> **Exercise requirements**
Return, word for word, the lines from the start of the records through the line containing "15, 82, 40]", both ends included, and leave the pictures out of your answer.

___ Material to process ___

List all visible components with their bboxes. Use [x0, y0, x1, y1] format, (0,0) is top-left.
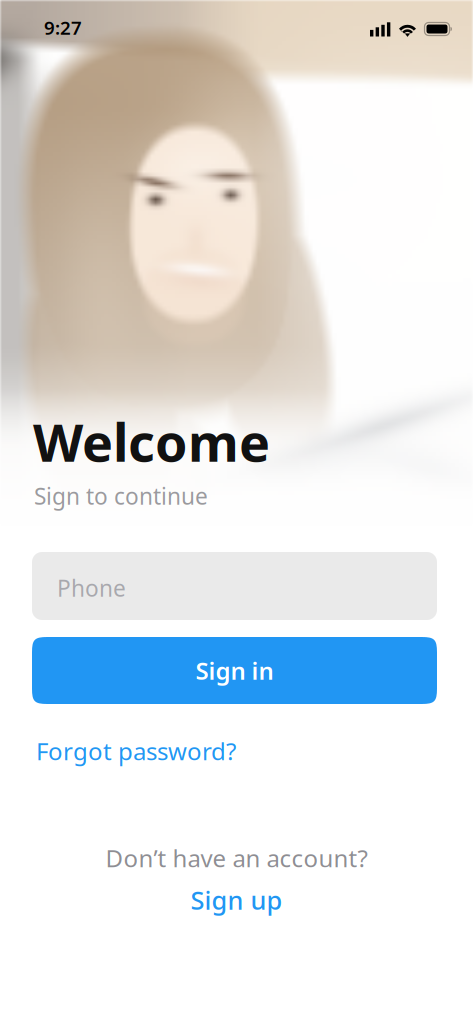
staticText: Sign up	[190, 883, 282, 917]
image	[0, 0, 473, 560]
button[interactable]: Phone	[32, 552, 437, 620]
staticText: Phone	[57, 573, 126, 603]
staticText: 9:27	[44, 15, 82, 40]
button[interactable]: Sign up	[180, 877, 292, 923]
button[interactable]: Forgot password?	[30, 727, 242, 775]
staticText: Forgot password?	[36, 735, 236, 767]
staticText: Don’t have an account?	[106, 842, 368, 874]
staticText: Sign to continue	[34, 481, 208, 511]
button[interactable]: Sign in	[32, 637, 437, 704]
staticText: Welcome	[33, 407, 270, 476]
staticText: Sign in	[196, 655, 274, 686]
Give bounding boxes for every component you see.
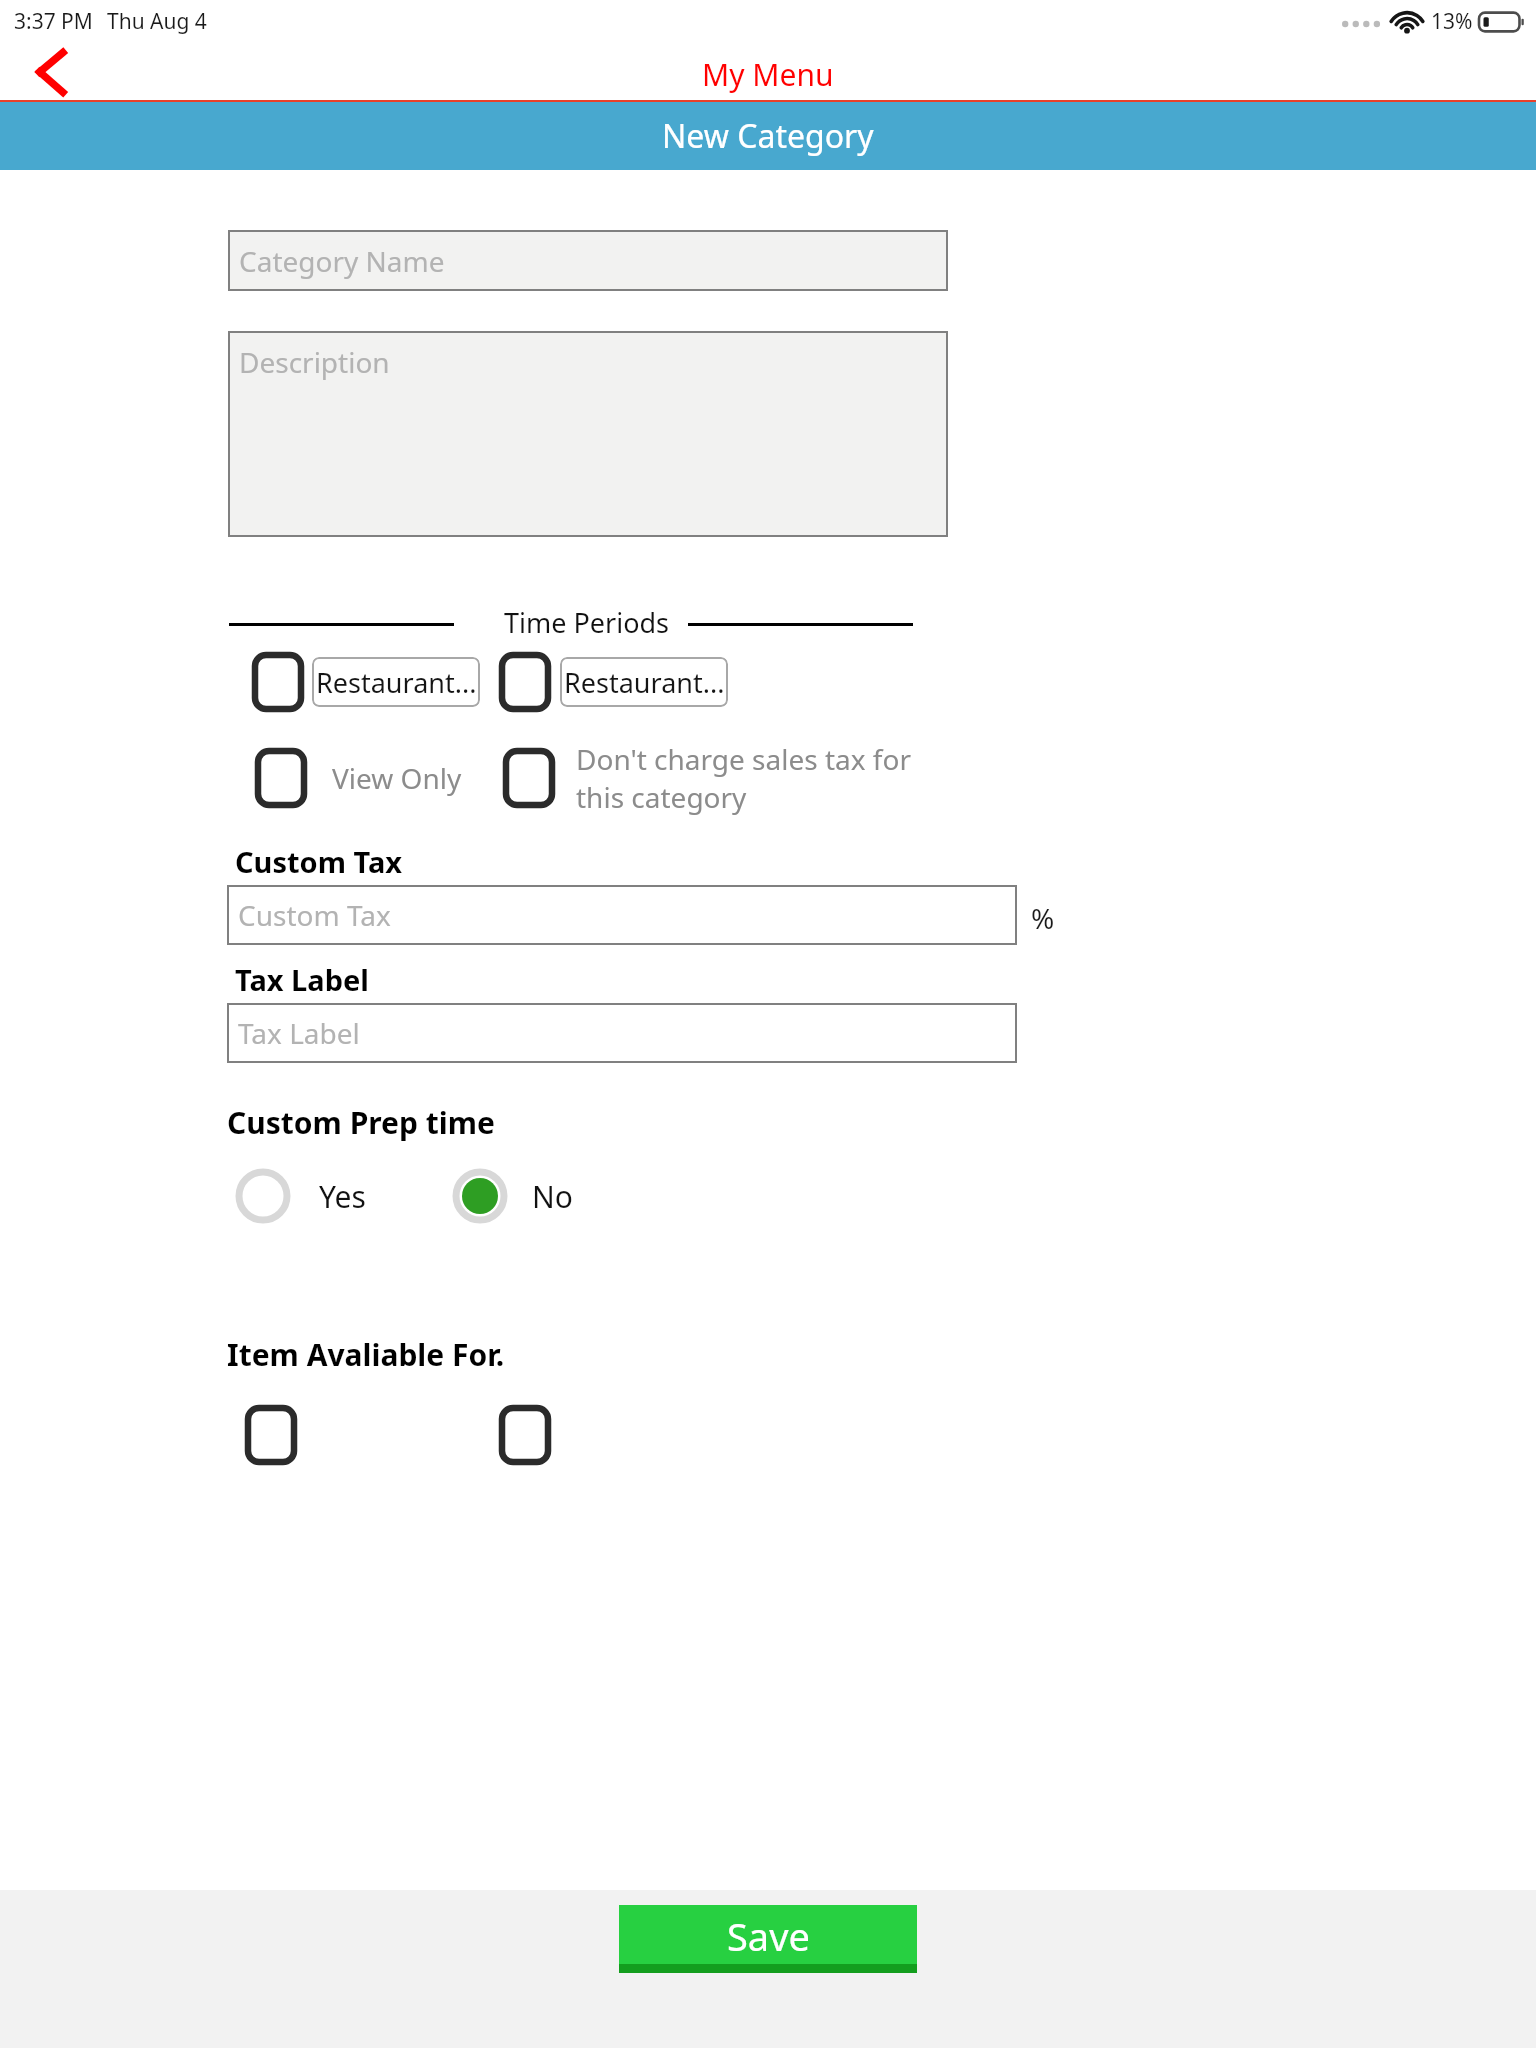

___

> **Correct output**
List all visible components with their bboxes. Use [x0, y0, x1, y1] format, (0,0) is top-left.
staticText: Sign up	[190, 883, 282, 917]
image	[0, 0, 473, 560]
button[interactable]: Phone	[32, 552, 437, 620]
staticText: Phone	[57, 573, 126, 603]
staticText: 9:27	[44, 15, 82, 40]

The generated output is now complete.